Text provided >>
[Start of Attachment]

Westinghouse is in talks with US officials and industry partners about deploying 10 large nuclear reactors to meet the goals of President Donald Trump’s executive orders, which aim to unleash an American atomic energy renaissance.
The Pennsylvania-based nuclear developer is one of a handful of western companies capable of designing and building large reactors, which typically have capacity to generate about 1,000MW of electricity, enough to power more than 500,000 homes.
The orders, which were published on May 23, set targets for quadrupling nuclear energy capacity in the US by 2050, starting work on 10 large reactors by 2030 and accelerating regulatory approvals.
They have sparked a rush among developers and utilities to fast-track plans, as they seek to tap into billions of dollars of federal incentives expected to be provided by the administration.
The orders have also propelled nuclear energy stocks to record highs this month in anticipation of a US construction boom.
Dan Sumner, Westinghouse interim chief executive, said the company was “uniquely positioned” to deliver the president’s agenda because it had an approved reactor design, a viable supply chain and recent experience of building two of its AP1000 reactors in Georgia.
“There is active engagement with the administration, including key points of interface with the loan programmes office, recognising the importance of financing to the deployment of the model,” he said in an interview.
“There are 10 large nuclear reactors in the executive order and we believe that we can do them all with AP1000 reactors . . . Our customers, the hyperscalers, the tech firms, the suppliers are all coming together to try to figure out exactly how to deploy.”

[End of Attachment]

Saved entries

[Start of Attachment]

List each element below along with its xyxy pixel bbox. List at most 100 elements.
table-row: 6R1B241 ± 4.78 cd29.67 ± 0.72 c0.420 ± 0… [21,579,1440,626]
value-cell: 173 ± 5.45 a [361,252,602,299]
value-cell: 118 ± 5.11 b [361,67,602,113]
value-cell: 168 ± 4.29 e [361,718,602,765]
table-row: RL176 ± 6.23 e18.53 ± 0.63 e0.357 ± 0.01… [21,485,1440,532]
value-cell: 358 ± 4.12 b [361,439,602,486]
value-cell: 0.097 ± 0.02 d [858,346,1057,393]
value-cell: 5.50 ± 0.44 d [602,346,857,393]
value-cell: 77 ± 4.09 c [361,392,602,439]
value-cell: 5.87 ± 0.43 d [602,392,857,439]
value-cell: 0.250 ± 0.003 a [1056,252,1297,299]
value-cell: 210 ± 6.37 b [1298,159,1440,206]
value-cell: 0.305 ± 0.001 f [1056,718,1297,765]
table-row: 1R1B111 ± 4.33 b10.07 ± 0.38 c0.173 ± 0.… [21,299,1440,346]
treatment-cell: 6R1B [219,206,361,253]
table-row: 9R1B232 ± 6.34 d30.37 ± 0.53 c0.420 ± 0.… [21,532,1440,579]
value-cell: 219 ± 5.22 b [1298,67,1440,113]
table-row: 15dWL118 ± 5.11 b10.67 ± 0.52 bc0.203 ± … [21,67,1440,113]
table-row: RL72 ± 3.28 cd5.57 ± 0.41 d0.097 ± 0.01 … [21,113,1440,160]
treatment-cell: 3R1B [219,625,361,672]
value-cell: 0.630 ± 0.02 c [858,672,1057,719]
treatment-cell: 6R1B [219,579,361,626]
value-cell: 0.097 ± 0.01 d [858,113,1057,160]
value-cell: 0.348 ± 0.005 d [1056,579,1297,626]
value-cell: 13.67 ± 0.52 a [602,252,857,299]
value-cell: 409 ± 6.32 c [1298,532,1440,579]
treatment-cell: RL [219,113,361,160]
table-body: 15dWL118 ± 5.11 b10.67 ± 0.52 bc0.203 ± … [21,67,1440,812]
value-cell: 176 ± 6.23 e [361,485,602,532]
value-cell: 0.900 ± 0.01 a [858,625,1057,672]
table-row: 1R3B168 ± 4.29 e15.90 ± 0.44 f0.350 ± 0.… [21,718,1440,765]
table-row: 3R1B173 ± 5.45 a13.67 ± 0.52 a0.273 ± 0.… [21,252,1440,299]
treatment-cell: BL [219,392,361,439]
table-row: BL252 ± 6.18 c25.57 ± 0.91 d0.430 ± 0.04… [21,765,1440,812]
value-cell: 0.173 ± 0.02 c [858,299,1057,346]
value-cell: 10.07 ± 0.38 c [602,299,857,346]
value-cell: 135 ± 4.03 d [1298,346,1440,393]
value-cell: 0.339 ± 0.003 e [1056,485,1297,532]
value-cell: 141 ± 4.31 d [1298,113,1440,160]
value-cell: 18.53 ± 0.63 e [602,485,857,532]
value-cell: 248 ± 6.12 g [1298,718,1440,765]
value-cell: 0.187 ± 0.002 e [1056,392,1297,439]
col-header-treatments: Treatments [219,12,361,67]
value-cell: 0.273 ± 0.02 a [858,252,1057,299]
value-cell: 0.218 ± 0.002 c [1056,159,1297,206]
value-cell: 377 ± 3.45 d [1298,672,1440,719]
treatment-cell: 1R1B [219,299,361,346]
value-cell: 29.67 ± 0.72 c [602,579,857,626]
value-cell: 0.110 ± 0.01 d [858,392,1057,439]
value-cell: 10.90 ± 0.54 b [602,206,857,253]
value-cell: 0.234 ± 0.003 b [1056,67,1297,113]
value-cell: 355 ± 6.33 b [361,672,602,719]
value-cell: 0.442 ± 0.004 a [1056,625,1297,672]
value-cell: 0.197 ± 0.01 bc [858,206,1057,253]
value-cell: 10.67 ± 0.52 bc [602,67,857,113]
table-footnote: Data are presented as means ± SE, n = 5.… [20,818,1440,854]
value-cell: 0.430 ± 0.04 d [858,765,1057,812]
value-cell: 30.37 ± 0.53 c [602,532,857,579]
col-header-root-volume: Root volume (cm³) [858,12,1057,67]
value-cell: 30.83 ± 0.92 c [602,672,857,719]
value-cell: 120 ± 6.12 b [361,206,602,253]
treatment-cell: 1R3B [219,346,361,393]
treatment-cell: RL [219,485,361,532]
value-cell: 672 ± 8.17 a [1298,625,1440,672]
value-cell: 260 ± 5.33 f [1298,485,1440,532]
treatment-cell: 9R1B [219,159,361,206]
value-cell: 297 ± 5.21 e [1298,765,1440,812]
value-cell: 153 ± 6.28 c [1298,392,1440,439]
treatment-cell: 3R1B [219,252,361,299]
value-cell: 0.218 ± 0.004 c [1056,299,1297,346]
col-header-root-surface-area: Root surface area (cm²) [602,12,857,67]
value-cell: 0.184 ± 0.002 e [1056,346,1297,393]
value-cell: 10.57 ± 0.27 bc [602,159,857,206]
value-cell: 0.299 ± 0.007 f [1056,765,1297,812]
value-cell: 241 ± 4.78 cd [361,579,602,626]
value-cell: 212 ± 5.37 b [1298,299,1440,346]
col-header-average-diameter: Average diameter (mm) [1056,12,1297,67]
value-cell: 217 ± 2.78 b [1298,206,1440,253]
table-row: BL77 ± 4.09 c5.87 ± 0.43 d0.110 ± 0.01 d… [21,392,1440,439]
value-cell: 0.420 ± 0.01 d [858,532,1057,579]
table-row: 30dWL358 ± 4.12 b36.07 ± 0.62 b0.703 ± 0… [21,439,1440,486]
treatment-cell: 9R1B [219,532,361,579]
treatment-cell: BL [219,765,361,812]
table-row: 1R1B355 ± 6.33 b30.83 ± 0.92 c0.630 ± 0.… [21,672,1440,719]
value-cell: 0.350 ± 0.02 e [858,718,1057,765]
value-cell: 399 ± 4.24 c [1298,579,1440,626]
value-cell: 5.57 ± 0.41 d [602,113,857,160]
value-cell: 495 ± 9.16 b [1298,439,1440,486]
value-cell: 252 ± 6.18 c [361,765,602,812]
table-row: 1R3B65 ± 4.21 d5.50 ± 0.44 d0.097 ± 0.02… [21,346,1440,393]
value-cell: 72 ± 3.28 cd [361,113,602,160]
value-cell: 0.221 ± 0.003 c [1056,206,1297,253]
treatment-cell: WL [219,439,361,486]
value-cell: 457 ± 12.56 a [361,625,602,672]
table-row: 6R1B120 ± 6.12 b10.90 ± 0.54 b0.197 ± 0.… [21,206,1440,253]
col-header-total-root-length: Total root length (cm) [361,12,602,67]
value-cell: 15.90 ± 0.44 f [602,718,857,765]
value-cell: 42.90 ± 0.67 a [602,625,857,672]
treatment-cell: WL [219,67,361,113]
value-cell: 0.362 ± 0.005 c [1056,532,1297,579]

[End of Attachment]

Problem set >>
**A)** Restate the paragraph of the Westinghouse article beginning "The orders, which were published on May 23" as a brief bulleted list that keeps its main facts.
**B)** According to the Westinghouse article, who is the company's interim chief executive?
**C)** Continue the Westinghouse article from where it stops.

Answers per task >>
**A)**
- The executive orders were published on May 23.
- They aim to quadruple US nuclear energy capacity by 2050.
- They call for work to start on 10 large reactors by 2030.
- They seek to speed up regulatory approvals.

**B)** Dan Sumner is Westinghouse's interim chief executive.

**C)**
Based on estimates from the Department of Energy, building 10 large nuclear reactors in the US could cost $75bn without accounting for delays or cost overruns, according to TD Cowen, an investment bank.
Westinghouse, which is jointly owned by private equity group Brookfield and uranium miner Cameco, has enjoyed success with its AP1000 reactor, a pressurised water reactor operating at several locations in the US and China.
At least a dozen additional plants are either in construction or under contract in Poland, China, Ukraine and Bulgaria.
Westinghouse faces limited competition in the US market as global industry leaders, including Russia’s Rosatom and China General Nuclear Power Group are unlikely to win contracts due to geopolitical factors.
GE Vernova, which has a joint venture with Hitachi, has not built a large reactor in decades in the US and has shifted its focus to small modular reactors (SMRs), a new type of reactor design that generates about a third or less of the power capacity of standard units.

Korea’s Kepco has a US approved reactor design but has never built a large-scale reactor in the country, say analysts, and France’s EDF withdrew from the US nuclear reactor market almost a decade ago.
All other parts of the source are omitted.